• Data shown:
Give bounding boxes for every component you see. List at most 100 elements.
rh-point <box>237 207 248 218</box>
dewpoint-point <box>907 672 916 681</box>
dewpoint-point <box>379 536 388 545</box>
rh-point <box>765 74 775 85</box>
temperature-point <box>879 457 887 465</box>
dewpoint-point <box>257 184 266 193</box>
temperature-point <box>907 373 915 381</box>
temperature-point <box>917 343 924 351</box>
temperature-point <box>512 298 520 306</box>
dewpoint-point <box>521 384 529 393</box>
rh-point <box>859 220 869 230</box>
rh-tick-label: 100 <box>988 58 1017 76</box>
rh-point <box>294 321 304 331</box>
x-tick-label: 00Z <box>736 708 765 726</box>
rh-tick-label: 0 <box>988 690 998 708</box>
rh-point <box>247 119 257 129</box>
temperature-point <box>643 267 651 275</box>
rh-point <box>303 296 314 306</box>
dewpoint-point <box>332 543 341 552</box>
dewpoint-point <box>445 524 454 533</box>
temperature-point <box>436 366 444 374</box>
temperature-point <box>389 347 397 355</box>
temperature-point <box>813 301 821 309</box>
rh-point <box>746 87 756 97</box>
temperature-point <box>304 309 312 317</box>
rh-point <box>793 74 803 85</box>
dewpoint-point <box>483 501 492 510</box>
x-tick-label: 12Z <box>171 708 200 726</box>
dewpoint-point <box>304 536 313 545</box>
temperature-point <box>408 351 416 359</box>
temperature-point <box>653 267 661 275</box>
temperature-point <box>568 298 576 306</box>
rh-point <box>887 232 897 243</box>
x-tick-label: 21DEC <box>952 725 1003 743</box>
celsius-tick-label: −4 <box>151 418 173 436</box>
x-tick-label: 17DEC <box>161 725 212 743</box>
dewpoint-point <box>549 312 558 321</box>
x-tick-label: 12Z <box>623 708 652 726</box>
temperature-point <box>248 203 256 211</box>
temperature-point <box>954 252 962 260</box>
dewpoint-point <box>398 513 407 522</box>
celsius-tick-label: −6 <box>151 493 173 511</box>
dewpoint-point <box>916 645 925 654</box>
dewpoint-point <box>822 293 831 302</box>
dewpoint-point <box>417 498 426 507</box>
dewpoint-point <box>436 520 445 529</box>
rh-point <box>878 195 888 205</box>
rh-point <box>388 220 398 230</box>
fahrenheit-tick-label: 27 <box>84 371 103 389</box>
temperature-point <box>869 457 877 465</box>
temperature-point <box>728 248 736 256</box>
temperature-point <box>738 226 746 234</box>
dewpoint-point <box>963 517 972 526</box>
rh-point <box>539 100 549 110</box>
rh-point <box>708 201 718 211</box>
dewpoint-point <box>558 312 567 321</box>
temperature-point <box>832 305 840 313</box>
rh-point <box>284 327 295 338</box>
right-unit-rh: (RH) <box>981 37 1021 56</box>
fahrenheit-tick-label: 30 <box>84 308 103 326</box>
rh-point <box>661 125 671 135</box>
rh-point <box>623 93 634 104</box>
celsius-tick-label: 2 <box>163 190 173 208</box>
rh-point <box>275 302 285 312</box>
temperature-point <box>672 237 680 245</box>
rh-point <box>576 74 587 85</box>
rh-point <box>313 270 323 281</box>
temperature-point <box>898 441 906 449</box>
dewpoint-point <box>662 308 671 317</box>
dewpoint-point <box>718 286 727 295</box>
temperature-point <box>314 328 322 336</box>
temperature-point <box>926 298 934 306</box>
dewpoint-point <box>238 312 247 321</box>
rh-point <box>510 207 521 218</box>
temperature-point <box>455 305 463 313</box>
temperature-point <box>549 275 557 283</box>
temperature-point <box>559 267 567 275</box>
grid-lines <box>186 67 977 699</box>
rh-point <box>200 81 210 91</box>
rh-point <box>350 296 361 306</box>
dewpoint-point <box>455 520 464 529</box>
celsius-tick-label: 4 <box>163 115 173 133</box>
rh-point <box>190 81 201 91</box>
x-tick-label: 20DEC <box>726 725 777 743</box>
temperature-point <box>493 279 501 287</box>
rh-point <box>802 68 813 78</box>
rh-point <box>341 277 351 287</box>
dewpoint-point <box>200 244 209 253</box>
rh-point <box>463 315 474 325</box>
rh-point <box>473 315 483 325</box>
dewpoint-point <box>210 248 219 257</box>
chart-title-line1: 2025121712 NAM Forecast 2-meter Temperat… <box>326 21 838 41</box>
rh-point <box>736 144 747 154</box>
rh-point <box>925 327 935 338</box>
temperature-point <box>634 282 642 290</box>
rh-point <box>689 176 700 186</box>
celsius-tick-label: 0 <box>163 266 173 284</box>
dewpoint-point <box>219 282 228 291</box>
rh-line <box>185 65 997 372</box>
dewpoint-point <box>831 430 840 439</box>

• Work to be completed:
Write out the data word for word, starting at its first line and ending at the line that contains "dewpoint-point <box>483 501 492 510</box>", with both of those lines included.

• Result of this exercise:
Give bounding boxes for every component you see. List at most 100 elements.
rh-point <box>237 207 248 218</box>
dewpoint-point <box>907 672 916 681</box>
dewpoint-point <box>379 536 388 545</box>
rh-point <box>765 74 775 85</box>
temperature-point <box>879 457 887 465</box>
dewpoint-point <box>257 184 266 193</box>
temperature-point <box>907 373 915 381</box>
temperature-point <box>917 343 924 351</box>
temperature-point <box>512 298 520 306</box>
dewpoint-point <box>521 384 529 393</box>
rh-point <box>859 220 869 230</box>
rh-tick-label: 100 <box>988 58 1017 76</box>
rh-point <box>294 321 304 331</box>
x-tick-label: 00Z <box>736 708 765 726</box>
rh-tick-label: 0 <box>988 690 998 708</box>
rh-point <box>247 119 257 129</box>
temperature-point <box>643 267 651 275</box>
rh-point <box>303 296 314 306</box>
dewpoint-point <box>332 543 341 552</box>
dewpoint-point <box>445 524 454 533</box>
temperature-point <box>436 366 444 374</box>
temperature-point <box>389 347 397 355</box>
temperature-point <box>813 301 821 309</box>
rh-point <box>746 87 756 97</box>
temperature-point <box>304 309 312 317</box>
rh-point <box>793 74 803 85</box>
dewpoint-point <box>483 501 492 510</box>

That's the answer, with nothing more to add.